* start Material provided *

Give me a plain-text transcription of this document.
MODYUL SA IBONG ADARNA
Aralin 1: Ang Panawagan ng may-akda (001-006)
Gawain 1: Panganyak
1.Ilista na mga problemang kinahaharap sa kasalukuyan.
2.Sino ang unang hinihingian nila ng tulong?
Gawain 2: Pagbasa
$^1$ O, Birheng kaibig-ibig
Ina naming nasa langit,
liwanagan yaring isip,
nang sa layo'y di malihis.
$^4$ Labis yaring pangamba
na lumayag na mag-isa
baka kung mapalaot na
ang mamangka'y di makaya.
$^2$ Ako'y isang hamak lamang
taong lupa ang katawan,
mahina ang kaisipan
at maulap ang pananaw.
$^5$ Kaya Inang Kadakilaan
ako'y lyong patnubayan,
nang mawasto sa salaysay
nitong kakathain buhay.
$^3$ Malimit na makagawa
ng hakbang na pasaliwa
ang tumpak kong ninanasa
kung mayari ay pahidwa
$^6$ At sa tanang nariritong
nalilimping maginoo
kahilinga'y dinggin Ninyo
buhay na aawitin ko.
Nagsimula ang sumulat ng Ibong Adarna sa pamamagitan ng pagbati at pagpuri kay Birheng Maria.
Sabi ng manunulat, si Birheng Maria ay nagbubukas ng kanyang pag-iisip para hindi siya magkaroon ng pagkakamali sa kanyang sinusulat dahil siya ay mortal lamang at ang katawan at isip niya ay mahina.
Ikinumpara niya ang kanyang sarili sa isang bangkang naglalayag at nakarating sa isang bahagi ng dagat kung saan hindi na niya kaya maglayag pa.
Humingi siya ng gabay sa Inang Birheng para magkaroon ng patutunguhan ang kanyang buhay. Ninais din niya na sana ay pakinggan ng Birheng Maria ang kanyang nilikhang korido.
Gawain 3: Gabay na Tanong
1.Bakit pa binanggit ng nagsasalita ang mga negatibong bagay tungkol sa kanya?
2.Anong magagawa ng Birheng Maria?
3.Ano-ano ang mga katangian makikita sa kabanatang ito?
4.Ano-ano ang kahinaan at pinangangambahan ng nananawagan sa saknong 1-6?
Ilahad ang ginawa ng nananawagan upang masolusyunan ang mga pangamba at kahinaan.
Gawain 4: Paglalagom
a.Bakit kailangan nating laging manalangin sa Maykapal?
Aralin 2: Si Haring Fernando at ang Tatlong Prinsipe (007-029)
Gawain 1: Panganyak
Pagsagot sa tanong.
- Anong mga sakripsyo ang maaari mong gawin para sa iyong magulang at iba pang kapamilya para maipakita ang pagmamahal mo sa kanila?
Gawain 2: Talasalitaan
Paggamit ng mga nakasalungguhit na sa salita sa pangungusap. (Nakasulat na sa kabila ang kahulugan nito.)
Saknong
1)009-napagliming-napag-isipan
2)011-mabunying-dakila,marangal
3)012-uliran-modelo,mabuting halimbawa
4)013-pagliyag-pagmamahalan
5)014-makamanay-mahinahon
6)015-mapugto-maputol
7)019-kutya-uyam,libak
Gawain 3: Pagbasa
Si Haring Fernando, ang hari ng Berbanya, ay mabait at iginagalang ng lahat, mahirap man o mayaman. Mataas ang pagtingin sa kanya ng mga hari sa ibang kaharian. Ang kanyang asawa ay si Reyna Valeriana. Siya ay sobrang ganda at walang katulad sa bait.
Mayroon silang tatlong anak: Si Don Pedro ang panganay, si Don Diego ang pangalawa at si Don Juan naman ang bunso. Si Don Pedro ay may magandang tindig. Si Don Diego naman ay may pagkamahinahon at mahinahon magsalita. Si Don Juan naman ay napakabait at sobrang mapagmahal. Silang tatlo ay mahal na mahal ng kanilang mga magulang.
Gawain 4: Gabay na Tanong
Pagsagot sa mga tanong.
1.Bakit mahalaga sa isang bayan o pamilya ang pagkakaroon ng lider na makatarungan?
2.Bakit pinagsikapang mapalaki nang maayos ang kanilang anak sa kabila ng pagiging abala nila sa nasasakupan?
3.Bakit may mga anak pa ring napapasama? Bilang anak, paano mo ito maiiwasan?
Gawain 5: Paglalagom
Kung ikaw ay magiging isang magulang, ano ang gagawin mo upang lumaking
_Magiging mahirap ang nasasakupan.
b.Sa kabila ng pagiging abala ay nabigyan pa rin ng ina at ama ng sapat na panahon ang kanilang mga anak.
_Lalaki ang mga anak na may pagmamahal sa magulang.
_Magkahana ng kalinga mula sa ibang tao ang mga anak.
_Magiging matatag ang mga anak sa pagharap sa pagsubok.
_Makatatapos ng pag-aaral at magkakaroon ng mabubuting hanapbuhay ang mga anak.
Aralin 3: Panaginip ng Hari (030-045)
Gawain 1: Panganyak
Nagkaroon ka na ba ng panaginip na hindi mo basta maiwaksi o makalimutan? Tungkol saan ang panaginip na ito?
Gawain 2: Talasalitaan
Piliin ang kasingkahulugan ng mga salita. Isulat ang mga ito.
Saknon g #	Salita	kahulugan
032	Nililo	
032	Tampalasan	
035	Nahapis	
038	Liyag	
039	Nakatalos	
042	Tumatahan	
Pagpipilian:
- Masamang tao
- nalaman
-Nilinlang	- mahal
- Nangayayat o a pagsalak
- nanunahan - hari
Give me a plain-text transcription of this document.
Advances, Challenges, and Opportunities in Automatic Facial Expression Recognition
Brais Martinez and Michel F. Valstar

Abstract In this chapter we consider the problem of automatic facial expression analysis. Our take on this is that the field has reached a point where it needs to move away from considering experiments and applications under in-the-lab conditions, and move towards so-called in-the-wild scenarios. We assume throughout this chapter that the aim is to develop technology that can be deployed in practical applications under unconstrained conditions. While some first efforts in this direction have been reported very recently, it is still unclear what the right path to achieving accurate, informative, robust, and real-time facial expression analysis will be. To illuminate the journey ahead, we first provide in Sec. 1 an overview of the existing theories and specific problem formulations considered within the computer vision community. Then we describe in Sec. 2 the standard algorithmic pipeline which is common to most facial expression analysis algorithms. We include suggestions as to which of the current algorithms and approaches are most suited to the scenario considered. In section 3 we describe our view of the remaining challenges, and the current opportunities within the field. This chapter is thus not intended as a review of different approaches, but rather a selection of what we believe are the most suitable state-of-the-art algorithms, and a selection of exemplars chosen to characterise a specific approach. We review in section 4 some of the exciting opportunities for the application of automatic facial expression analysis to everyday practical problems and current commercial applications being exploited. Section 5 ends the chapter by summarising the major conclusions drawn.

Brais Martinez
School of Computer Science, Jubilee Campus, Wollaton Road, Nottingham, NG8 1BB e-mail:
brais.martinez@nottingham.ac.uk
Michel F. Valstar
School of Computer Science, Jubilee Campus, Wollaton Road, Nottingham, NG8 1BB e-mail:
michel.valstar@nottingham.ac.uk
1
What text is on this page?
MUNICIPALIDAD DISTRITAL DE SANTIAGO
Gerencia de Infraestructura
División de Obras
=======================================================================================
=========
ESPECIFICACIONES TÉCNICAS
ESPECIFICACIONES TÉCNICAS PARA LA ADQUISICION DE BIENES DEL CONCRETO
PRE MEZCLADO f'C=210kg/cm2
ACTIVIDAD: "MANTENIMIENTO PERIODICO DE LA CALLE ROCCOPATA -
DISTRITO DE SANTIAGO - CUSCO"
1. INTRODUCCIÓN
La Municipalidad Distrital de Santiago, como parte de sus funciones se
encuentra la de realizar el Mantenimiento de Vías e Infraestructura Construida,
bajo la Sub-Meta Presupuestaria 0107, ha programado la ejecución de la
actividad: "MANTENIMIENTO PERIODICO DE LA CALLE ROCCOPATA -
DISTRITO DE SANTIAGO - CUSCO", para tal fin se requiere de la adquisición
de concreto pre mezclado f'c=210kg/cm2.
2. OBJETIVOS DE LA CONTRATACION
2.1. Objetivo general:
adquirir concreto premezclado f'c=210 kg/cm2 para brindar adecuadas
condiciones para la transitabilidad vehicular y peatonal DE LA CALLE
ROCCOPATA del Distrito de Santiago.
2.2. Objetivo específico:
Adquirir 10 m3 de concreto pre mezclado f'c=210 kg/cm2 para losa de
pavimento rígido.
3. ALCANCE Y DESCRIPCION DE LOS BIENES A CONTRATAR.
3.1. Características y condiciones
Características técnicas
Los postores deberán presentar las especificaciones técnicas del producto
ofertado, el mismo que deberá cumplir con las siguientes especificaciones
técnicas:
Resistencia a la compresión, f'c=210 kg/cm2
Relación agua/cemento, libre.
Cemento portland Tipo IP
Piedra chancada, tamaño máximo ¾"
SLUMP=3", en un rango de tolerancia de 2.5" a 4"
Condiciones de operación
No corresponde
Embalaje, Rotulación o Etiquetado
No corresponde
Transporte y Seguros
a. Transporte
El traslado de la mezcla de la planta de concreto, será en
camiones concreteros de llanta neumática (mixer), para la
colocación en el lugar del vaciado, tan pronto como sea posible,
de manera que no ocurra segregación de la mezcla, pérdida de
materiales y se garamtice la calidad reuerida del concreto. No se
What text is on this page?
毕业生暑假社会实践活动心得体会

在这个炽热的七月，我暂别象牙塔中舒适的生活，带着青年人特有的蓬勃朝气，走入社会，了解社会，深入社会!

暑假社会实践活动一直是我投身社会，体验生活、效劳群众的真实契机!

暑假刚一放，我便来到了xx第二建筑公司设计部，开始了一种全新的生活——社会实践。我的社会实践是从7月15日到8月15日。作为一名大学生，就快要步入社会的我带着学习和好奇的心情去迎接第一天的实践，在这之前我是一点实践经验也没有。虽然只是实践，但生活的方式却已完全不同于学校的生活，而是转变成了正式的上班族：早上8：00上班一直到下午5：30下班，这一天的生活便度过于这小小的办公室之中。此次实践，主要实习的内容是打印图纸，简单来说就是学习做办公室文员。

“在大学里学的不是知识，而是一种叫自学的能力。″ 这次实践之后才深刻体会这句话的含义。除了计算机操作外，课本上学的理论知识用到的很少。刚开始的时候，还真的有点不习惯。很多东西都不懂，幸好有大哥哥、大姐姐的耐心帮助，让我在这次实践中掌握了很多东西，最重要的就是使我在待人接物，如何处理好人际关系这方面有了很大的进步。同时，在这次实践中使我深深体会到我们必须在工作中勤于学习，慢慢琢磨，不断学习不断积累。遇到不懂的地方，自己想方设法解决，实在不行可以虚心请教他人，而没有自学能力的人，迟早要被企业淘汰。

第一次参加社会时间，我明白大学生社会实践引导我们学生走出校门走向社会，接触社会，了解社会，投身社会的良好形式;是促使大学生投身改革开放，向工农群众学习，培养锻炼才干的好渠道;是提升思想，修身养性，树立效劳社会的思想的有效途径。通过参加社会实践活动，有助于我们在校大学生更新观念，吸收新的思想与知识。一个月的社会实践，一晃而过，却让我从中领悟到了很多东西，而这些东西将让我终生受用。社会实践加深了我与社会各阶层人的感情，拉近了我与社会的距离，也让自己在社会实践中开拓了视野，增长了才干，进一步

* end Material provided *

**Stated goal**:
Lines containing the string "yaring" are to be selected and copied.

**Solution to this problem**:
liwanagan yaring isip,
$^4$ Labis yaring pangamba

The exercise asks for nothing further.